- **Task objective**:
Pull out every line below containing the word "their".

- **Records from a dataset**:
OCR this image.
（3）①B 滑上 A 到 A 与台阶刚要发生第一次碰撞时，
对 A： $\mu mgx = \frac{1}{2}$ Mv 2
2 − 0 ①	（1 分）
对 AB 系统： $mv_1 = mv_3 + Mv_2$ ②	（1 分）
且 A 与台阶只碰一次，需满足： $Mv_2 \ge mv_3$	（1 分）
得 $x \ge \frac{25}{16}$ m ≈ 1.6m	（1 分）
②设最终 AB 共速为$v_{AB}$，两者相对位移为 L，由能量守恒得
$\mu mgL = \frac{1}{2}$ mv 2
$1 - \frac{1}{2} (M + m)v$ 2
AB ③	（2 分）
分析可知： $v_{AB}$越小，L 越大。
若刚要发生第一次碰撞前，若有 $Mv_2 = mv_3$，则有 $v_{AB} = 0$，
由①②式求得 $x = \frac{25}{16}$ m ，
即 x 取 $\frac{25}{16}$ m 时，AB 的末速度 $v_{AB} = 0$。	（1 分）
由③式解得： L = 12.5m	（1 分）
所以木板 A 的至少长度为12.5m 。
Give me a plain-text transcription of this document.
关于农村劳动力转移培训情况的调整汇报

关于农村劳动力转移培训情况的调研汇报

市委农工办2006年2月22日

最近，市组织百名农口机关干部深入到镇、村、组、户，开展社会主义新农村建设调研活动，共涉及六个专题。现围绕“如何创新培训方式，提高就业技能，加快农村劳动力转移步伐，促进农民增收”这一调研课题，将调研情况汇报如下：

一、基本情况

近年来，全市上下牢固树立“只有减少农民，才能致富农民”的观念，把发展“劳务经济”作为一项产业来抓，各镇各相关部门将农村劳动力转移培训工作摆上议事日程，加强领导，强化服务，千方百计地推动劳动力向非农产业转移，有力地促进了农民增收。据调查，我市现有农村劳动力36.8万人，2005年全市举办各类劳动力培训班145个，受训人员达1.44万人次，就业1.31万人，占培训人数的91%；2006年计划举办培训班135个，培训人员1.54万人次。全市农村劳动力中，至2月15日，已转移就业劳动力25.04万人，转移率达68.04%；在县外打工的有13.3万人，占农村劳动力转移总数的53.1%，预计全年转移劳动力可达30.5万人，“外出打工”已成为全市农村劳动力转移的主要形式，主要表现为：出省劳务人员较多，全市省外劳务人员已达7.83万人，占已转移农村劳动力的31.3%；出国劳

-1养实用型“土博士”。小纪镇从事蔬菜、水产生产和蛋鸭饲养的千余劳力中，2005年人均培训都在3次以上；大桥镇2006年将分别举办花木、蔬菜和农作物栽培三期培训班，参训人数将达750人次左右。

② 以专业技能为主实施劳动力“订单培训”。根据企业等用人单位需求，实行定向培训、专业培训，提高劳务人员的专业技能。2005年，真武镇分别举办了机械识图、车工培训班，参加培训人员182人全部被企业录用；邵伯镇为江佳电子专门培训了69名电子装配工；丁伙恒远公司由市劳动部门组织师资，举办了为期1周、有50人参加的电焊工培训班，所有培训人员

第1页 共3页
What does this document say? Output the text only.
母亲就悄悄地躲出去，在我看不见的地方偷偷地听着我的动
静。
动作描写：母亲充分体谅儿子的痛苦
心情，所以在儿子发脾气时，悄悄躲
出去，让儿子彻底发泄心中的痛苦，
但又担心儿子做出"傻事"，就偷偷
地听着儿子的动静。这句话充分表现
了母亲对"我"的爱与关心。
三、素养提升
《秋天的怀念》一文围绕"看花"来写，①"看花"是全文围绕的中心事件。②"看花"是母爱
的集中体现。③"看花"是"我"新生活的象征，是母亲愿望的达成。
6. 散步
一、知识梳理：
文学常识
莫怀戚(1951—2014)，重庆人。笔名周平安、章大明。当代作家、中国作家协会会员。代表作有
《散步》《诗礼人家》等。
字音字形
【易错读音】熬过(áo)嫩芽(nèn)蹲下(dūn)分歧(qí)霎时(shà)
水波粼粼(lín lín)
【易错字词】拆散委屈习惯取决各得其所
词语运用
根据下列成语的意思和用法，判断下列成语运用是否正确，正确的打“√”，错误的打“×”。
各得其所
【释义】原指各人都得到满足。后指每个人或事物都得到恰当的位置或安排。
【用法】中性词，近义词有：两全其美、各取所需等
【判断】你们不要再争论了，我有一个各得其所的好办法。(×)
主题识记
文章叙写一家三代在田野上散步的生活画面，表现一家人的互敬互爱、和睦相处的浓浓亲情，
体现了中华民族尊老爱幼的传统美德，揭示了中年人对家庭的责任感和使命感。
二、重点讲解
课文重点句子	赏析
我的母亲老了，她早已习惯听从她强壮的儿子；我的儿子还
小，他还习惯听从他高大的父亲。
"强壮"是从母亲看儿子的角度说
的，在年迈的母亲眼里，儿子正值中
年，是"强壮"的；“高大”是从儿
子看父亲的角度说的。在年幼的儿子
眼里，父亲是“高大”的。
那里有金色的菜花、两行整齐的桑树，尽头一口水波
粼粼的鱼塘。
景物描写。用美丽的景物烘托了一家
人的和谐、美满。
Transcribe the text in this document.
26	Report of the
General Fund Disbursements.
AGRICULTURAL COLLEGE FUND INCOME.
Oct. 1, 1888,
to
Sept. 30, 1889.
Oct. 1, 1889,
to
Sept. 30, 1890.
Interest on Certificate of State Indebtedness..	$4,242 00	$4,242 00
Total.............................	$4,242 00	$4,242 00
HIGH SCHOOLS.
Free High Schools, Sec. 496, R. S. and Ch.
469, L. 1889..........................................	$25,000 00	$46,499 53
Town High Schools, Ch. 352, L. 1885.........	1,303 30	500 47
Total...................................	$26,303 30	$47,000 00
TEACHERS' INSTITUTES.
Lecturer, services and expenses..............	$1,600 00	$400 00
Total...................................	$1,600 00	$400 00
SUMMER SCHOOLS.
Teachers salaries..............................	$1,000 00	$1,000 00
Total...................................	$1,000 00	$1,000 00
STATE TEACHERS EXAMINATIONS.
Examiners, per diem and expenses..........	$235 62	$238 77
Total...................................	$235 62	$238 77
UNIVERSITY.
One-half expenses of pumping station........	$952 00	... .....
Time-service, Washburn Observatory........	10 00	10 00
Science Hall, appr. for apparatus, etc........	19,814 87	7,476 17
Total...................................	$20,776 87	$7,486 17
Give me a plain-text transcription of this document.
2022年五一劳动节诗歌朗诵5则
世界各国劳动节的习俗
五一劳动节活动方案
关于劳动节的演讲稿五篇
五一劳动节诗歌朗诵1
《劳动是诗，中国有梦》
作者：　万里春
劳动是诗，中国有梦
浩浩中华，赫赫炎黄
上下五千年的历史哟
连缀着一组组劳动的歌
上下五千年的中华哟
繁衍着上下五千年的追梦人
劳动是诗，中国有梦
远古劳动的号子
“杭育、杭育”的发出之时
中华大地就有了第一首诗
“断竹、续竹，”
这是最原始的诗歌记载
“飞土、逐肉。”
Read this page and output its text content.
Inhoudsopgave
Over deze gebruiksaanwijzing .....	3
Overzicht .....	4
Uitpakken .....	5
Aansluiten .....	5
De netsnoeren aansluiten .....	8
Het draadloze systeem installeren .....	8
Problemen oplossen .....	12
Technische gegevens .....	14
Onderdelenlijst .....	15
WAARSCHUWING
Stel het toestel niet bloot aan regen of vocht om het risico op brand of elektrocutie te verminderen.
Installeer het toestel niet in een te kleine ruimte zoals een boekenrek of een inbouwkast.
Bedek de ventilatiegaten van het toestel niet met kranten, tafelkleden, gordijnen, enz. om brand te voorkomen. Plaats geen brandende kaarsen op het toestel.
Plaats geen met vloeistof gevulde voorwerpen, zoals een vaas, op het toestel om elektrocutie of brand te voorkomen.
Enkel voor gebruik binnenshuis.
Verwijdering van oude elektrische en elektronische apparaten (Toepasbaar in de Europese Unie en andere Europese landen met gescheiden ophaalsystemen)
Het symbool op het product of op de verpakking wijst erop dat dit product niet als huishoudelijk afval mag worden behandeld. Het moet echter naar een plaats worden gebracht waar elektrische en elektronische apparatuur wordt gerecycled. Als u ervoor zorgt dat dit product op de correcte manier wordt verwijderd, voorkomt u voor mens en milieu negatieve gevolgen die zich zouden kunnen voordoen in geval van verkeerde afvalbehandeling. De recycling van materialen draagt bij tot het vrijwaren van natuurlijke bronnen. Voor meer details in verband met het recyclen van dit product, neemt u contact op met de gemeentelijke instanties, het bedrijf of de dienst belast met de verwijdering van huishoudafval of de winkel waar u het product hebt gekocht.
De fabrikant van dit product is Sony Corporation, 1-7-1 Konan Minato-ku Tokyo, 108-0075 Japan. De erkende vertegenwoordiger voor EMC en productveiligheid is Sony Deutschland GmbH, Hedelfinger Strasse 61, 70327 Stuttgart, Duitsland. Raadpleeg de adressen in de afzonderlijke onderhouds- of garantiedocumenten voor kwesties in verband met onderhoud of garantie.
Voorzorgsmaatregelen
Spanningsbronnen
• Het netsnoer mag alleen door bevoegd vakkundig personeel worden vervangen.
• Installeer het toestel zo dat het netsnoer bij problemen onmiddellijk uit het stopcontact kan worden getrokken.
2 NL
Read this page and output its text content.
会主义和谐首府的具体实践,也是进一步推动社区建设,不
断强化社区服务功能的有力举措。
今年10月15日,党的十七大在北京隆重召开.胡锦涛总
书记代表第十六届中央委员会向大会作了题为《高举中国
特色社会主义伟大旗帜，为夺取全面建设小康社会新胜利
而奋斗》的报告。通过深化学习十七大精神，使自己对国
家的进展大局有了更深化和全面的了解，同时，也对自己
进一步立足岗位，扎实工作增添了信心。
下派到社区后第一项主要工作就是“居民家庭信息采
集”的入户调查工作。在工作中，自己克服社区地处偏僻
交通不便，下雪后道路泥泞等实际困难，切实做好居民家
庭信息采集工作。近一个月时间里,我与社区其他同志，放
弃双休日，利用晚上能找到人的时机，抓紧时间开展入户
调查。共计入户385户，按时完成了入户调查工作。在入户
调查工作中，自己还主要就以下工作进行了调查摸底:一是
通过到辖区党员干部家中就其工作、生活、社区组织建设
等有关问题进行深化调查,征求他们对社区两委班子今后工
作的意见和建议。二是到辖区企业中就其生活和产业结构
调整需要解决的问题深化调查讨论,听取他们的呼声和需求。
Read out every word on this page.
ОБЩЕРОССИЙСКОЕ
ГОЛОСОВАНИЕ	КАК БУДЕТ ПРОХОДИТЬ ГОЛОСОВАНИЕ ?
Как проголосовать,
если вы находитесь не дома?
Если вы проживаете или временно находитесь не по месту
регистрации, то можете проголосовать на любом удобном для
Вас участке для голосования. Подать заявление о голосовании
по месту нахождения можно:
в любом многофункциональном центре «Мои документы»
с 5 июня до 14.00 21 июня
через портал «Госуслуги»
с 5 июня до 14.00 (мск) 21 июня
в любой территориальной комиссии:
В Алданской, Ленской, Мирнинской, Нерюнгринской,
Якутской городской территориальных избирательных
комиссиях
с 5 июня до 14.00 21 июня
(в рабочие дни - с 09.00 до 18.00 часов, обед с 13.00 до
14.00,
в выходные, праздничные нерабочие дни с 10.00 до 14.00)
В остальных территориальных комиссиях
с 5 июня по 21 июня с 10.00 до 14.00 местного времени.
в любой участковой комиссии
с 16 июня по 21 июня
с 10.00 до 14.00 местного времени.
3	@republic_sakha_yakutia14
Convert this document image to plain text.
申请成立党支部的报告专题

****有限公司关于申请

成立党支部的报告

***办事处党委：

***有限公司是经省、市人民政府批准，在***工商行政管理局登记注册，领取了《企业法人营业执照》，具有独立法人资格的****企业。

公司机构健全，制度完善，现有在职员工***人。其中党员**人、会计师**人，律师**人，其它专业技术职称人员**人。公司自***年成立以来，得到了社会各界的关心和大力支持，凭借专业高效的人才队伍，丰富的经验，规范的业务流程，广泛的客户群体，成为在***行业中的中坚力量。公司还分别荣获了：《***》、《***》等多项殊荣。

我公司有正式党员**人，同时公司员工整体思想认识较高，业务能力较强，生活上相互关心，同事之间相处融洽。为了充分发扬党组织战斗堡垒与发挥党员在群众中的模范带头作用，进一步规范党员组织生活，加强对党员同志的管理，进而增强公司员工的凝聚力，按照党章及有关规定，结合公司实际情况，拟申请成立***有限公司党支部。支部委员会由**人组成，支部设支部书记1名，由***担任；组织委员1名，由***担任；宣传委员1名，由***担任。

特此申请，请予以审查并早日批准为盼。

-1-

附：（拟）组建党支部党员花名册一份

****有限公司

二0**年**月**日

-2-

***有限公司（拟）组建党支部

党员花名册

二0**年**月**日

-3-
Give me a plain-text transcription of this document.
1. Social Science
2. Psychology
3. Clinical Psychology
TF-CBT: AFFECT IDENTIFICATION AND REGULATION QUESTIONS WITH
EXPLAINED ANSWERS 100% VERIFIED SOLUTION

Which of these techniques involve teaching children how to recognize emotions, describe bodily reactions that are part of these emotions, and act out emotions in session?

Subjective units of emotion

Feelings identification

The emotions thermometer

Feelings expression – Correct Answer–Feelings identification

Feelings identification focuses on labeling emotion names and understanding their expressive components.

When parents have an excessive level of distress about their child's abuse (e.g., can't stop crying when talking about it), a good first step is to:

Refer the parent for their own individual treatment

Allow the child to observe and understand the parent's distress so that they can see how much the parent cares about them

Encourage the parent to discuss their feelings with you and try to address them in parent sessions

- **Task answer**:
Feelings identification focuses on labeling emotion names and understanding their expressive components.
When parents have an excessive level of distress about their child's abuse (e.g., can't stop crying when talking about it), a good first step is to:
Refer the parent for their own individual treatment
Encourage the parent to discuss their feelings with you and try to address them in parent sessions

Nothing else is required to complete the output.